## EXERCISE AIM
Restate the full set of records exactly, without adding or dropping a word.

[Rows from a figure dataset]
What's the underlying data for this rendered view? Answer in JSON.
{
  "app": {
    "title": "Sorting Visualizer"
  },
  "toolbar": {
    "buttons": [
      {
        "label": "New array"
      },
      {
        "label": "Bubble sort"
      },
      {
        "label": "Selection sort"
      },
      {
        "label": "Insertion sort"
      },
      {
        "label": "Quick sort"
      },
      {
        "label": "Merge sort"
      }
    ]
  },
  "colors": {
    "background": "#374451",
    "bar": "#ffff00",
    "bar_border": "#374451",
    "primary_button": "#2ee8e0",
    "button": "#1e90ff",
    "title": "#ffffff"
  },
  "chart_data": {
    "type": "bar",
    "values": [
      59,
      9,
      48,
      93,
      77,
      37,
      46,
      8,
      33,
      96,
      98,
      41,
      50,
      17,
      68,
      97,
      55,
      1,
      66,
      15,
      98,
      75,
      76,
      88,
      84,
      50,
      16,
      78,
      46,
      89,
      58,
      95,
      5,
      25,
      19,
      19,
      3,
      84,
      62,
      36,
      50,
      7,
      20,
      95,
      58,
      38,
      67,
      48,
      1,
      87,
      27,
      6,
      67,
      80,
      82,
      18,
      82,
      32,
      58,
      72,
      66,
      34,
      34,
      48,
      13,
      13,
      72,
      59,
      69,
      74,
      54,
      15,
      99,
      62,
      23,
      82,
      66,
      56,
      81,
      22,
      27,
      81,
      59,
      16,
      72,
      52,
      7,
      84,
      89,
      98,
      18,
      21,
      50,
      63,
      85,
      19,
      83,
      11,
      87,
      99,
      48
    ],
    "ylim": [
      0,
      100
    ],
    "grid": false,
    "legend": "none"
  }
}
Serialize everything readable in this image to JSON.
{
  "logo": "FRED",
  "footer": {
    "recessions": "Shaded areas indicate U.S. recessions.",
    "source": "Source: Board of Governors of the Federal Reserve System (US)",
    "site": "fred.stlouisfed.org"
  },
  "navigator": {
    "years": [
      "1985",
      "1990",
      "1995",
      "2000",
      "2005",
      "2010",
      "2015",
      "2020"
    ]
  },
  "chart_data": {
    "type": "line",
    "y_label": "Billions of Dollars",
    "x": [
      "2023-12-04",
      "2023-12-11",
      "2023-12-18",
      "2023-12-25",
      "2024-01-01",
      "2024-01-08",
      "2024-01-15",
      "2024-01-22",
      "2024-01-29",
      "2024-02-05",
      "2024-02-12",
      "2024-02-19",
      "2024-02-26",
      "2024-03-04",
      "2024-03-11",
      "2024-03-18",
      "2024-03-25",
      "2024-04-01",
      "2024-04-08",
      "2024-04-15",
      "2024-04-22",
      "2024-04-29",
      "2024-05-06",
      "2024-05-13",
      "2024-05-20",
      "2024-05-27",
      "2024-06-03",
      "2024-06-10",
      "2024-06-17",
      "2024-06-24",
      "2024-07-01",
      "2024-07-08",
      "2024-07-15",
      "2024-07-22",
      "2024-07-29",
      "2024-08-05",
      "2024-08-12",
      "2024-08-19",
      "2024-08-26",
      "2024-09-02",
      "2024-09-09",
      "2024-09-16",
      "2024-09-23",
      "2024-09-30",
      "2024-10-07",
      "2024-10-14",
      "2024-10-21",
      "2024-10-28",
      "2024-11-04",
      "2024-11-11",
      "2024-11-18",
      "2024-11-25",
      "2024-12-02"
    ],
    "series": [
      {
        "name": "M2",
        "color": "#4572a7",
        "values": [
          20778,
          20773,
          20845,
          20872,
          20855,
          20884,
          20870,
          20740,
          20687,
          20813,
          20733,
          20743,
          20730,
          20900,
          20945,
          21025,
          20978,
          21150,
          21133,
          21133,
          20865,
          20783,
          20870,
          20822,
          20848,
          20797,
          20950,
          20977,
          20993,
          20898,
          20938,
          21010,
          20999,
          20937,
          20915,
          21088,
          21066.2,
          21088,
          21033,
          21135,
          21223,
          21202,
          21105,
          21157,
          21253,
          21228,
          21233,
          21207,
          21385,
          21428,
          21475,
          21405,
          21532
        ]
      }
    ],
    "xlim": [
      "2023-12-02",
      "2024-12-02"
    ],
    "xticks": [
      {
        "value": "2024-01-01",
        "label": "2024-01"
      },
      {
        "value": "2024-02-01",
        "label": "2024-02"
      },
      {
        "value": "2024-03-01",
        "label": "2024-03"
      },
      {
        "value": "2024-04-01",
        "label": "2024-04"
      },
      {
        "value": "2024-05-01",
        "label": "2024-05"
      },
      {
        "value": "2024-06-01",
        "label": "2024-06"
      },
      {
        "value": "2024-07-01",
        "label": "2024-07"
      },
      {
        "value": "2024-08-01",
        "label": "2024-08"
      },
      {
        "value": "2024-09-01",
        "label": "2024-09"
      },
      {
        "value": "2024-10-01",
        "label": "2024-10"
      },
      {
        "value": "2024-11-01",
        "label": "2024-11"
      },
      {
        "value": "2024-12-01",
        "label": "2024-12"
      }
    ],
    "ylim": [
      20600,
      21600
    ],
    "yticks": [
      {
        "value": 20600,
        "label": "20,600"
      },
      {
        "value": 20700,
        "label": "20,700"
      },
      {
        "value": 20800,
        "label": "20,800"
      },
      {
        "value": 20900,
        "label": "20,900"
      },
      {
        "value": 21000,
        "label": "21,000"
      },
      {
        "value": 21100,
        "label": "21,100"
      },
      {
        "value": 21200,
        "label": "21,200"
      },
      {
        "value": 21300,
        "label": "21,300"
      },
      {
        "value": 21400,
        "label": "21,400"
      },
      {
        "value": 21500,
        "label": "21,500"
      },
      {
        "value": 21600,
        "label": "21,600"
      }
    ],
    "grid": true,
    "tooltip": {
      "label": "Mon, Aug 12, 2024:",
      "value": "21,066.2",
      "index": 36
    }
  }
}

## OUTPUT FOR THIS EXERCISE
What's the underlying data for this rendered view? Answer in JSON.
{
  "app": {
    "title": "Sorting Visualizer"
  },
  "toolbar": {
    "buttons": [
      {
        "label": "New array"
      },
      {
        "label": "Bubble sort"
      },
      {
        "label": "Selection sort"
      },
      {
        "label": "Insertion sort"
      },
      {
        "label": "Quick sort"
      },
      {
        "label": "Merge sort"
      }
    ]
  },
  "colors": {
    "background": "#374451",
    "bar": "#ffff00",
    "bar_border": "#374451",
    "primary_button": "#2ee8e0",
    "button": "#1e90ff",
    "title": "#ffffff"
  },
  "chart_data": {
    "type": "bar",
    "values": [
      59,
      9,
      48,
      93,
      77,
      37,
      46,
      8,
      33,
      96,
      98,
      41,
      50,
      17,
      68,
      97,
      55,
      1,
      66,
      15,
      98,
      75,
      76,
      88,
      84,
      50,
      16,
      78,
      46,
      89,
      58,
      95,
      5,
      25,
      19,
      19,
      3,
      84,
      62,
      36,
      50,
      7,
      20,
      95,
      58,
      38,
      67,
      48,
      1,
      87,
      27,
      6,
      67,
      80,
      82,
      18,
      82,
      32,
      58,
      72,
      66,
      34,
      34,
      48,
      13,
      13,
      72,
      59,
      69,
      74,
      54,
      15,
      99,
      62,
      23,
      82,
      66,
      56,
      81,
      22,
      27,
      81,
      59,
      16,
      72,
      52,
      7,
      84,
      89,
      98,
      18,
      21,
      50,
      63,
      85,
      19,
      83,
      11,
      87,
      99,
      48
    ],
    "ylim": [
      0,
      100
    ],
    "grid": false,
    "legend": "none"
  }
}
Serialize everything readable in this image to JSON.
{
  "logo": "FRED",
  "footer": {
    "recessions": "Shaded areas indicate U.S. recessions.",
    "source": "Source: Board of Governors of the Federal Reserve System (US)",
    "site": "fred.stlouisfed.org"
  },
  "navigator": {
    "years": [
      "1985",
      "1990",
      "1995",
      "2000",
      "2005",
      "2010",
      "2015",
      "2020"
    ]
  },
  "chart_data": {
    "type": "line",
    "y_label": "Billions of Dollars",
    "x": [
      "2023-12-04",
      "2023-12-11",
      "2023-12-18",
      "2023-12-25",
      "2024-01-01",
      "2024-01-08",
      "2024-01-15",
      "2024-01-22",
      "2024-01-29",
      "2024-02-05",
      "2024-02-12",
      "2024-02-19",
      "2024-02-26",
      "2024-03-04",
      "2024-03-11",
      "2024-03-18",
      "2024-03-25",
      "2024-04-01",
      "2024-04-08",
      "2024-04-15",
      "2024-04-22",
      "2024-04-29",
      "2024-05-06",
      "2024-05-13",
      "2024-05-20",
      "2024-05-27",
      "2024-06-03",
      "2024-06-10",
      "2024-06-17",
      "2024-06-24",
      "2024-07-01",
      "2024-07-08",
      "2024-07-15",
      "2024-07-22",
      "2024-07-29",
      "2024-08-05",
      "2024-08-12",
      "2024-08-19",
      "2024-08-26",
      "2024-09-02",
      "2024-09-09",
      "2024-09-16",
      "2024-09-23",
      "2024-09-30",
      "2024-10-07",
      "2024-10-14",
      "2024-10-21",
      "2024-10-28",
      "2024-11-04",
      "2024-11-11",
      "2024-11-18",
      "2024-11-25",
      "2024-12-02"
    ],
    "series": [
      {
        "name": "M2",
        "color": "#4572a7",
        "values": [
          20778,
          20773,
          20845,
          20872,
          20855,
          20884,
          20870,
          20740,
          20687,
          20813,
          20733,
          20743,
          20730,
          20900,
          20945,
          21025,
          20978,
          21150,
          21133,
          21133,
          20865,
          20783,
          20870,
          20822,
          20848,
          20797,
          20950,
          20977,
          20993,
          20898,
          20938,
          21010,
          20999,
          20937,
          20915,
          21088,
          21066.2,
          21088,
          21033,
          21135,
          21223,
          21202,
          21105,
          21157,
          21253,
          21228,
          21233,
          21207,
          21385,
          21428,
          21475,
          21405,
          21532
        ]
      }
    ],
    "xlim": [
      "2023-12-02",
      "2024-12-02"
    ],
    "xticks": [
      {
        "value": "2024-01-01",
        "label": "2024-01"
      },
      {
        "value": "2024-02-01",
        "label": "2024-02"
      },
      {
        "value": "2024-03-01",
        "label": "2024-03"
      },
      {
        "value": "2024-04-01",
        "label": "2024-04"
      },
      {
        "value": "2024-05-01",
        "label": "2024-05"
      },
      {
        "value": "2024-06-01",
        "label": "2024-06"
      },
      {
        "value": "2024-07-01",
        "label": "2024-07"
      },
      {
        "value": "2024-08-01",
        "label": "2024-08"
      },
      {
        "value": "2024-09-01",
        "label": "2024-09"
      },
      {
        "value": "2024-10-01",
        "label": "2024-10"
      },
      {
        "value": "2024-11-01",
        "label": "2024-11"
      },
      {
        "value": "2024-12-01",
        "label": "2024-12"
      }
    ],
    "ylim": [
      20600,
      21600
    ],
    "yticks": [
      {
        "value": 20600,
        "label": "20,600"
      },
      {
        "value": 20700,
        "label": "20,700"
      },
      {
        "value": 20800,
        "label": "20,800"
      },
      {
        "value": 20900,
        "label": "20,900"
      },
      {
        "value": 21000,
        "label": "21,000"
      },
      {
        "value": 21100,
        "label": "21,100"
      },
      {
        "value": 21200,
        "label": "21,200"
      },
      {
        "value": 21300,
        "label": "21,300"
      },
      {
        "value": 21400,
        "label": "21,400"
      },
      {
        "value": 21500,
        "label": "21,500"
      },
      {
        "value": 21600,
        "label": "21,600"
      }
    ],
    "grid": true,
    "tooltip": {
      "label": "Mon, Aug 12, 2024:",
      "value": "21,066.2",
      "index": 36
    }
  }
}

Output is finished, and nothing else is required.